## Objective
Go through the listing below and gather every line with the word "свидетельством".

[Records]

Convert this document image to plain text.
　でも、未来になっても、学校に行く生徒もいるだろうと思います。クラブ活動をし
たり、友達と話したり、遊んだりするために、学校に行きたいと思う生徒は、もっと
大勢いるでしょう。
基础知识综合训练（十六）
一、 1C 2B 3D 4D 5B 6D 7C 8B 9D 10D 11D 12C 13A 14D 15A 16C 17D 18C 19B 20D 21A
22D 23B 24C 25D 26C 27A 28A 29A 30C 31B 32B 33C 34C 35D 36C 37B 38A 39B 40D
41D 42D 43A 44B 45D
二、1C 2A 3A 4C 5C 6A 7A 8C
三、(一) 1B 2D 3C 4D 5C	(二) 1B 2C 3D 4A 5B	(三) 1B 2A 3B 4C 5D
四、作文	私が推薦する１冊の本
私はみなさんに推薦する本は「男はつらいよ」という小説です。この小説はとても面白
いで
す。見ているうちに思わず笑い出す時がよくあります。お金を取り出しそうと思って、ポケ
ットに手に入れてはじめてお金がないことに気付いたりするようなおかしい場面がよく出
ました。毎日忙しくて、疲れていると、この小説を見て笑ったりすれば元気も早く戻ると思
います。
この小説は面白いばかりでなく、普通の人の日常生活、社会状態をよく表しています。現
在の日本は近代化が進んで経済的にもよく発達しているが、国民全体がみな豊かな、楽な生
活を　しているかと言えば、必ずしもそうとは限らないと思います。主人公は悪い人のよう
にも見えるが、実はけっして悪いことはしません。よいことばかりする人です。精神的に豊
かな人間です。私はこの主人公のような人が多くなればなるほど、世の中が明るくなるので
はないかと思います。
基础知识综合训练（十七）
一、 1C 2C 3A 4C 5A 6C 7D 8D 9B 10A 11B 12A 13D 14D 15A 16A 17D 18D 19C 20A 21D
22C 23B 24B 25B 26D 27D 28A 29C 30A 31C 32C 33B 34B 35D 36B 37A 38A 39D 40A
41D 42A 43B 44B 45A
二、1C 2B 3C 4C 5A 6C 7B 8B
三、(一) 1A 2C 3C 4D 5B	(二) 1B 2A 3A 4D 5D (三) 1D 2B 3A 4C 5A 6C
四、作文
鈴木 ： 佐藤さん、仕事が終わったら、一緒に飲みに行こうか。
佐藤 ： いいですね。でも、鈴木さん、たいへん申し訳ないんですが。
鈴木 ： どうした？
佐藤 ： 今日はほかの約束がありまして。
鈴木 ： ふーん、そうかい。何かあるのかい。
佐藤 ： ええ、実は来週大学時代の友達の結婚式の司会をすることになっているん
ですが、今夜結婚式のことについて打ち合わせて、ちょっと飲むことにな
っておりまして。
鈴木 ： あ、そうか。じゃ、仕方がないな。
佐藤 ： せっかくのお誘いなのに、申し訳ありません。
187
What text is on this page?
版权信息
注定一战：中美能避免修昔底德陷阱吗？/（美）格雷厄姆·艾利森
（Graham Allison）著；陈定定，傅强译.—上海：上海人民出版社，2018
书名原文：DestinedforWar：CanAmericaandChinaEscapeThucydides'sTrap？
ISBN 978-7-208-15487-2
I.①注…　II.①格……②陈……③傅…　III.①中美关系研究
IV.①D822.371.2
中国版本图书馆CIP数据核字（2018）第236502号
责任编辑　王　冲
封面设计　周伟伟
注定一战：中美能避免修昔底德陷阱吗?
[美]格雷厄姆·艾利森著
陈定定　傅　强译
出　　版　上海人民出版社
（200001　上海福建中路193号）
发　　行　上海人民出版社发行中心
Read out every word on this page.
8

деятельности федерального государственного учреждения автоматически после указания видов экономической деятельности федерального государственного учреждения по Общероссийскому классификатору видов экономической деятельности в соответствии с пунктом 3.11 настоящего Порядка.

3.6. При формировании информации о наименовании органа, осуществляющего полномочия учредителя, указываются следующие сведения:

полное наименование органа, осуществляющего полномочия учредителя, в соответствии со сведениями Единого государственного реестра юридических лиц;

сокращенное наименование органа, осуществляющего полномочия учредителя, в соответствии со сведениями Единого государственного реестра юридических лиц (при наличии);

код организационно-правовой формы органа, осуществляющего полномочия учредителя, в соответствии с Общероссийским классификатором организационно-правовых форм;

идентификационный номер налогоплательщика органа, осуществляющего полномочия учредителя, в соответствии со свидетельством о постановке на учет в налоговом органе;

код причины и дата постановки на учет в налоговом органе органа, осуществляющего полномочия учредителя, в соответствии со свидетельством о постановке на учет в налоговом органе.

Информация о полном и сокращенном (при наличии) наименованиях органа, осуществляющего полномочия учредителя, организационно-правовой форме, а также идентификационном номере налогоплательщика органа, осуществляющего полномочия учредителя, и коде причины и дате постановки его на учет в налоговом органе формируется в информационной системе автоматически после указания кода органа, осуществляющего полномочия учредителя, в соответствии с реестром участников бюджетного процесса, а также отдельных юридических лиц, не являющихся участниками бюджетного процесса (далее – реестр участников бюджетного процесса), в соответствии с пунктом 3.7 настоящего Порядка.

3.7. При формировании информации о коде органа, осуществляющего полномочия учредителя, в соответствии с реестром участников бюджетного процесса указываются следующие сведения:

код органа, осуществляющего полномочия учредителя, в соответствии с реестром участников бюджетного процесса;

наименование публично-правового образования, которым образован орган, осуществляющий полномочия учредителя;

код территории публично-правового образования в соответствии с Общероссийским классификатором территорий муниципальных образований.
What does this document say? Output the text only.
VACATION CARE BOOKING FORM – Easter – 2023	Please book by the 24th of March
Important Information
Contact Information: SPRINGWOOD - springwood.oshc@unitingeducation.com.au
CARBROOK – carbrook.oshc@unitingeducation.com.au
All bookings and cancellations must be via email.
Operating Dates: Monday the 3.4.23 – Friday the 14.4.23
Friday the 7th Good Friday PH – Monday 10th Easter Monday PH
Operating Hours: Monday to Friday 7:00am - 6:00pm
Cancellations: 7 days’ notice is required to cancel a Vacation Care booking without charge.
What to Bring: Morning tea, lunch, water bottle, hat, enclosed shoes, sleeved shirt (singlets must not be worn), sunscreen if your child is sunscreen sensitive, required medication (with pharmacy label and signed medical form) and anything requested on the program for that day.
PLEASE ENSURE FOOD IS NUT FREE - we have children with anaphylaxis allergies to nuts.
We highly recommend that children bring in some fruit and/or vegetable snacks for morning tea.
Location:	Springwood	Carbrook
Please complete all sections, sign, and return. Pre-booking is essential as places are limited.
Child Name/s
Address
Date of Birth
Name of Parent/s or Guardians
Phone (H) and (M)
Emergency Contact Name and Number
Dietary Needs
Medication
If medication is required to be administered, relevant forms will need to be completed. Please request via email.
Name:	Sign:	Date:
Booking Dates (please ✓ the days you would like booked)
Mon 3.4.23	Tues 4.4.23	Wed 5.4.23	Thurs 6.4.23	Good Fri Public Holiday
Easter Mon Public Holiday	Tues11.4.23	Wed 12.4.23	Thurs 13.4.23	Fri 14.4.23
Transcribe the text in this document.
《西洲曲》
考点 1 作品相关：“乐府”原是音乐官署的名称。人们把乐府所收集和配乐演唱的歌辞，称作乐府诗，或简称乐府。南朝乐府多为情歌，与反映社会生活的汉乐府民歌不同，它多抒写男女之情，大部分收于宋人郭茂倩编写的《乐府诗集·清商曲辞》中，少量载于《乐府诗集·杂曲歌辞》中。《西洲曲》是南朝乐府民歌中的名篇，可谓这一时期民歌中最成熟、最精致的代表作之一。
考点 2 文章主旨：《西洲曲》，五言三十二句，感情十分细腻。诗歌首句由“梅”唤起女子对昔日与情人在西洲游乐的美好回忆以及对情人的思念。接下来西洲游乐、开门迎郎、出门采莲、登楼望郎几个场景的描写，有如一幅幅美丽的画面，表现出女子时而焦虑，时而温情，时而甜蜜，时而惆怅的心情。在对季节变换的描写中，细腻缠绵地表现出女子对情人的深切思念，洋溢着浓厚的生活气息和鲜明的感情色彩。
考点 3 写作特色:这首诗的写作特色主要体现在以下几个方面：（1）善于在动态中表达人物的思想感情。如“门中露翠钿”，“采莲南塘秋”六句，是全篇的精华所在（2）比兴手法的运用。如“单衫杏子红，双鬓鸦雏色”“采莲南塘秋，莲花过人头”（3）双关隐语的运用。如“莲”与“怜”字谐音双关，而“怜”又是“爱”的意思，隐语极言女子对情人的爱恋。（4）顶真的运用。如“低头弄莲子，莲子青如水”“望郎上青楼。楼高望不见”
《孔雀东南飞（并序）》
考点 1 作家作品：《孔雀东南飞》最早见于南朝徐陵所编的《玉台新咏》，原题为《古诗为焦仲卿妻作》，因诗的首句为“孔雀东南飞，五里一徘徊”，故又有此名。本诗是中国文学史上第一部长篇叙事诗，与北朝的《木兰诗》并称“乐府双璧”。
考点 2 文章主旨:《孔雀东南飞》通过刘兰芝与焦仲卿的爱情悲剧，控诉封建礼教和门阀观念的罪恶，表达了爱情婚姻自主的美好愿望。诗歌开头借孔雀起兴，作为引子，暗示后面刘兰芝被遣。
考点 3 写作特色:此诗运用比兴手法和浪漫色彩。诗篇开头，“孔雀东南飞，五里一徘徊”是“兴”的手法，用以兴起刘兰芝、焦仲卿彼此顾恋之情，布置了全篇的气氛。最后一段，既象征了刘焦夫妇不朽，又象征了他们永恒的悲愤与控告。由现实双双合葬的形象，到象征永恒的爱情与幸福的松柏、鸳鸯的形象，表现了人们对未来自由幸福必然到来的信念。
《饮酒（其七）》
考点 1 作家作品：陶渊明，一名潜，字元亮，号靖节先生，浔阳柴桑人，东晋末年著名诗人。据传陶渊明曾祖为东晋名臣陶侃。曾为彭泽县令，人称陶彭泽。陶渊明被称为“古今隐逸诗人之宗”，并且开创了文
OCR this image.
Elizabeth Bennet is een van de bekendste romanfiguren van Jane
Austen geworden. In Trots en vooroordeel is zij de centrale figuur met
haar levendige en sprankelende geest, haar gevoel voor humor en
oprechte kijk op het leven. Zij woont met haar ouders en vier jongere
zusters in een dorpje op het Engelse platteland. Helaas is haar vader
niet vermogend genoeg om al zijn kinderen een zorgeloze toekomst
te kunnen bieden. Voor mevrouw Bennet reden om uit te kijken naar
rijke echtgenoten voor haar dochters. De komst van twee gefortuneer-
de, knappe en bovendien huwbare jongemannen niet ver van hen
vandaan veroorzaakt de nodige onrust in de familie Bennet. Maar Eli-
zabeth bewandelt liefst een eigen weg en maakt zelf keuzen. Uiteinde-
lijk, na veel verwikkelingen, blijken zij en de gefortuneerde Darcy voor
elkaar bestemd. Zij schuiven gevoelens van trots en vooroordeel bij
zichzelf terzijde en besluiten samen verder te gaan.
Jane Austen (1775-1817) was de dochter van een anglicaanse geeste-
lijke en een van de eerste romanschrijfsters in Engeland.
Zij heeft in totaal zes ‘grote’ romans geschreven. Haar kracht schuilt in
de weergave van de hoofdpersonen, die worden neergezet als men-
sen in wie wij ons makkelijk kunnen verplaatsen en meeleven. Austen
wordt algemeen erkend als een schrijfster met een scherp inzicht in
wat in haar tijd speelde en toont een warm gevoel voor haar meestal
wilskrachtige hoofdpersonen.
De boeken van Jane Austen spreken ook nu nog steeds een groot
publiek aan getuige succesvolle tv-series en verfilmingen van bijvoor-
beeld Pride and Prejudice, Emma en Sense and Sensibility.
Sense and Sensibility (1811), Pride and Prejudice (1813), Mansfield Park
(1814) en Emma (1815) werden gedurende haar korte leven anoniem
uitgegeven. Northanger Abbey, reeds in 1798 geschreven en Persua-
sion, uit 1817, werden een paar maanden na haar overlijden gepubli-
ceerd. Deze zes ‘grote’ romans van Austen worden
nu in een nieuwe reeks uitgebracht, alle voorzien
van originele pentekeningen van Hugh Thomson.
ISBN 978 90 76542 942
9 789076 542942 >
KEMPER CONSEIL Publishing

## Full solution
идентификационный номер налогоплательщика органа, осуществляющего полномочия учредителя, в соответствии со свидетельством о постановке на учет в налоговом органе;
код причины и дата постановки на учет в налоговом органе органа, осуществляющего полномочия учредителя, в соответствии со свидетельством о постановке на учет в налоговом органе.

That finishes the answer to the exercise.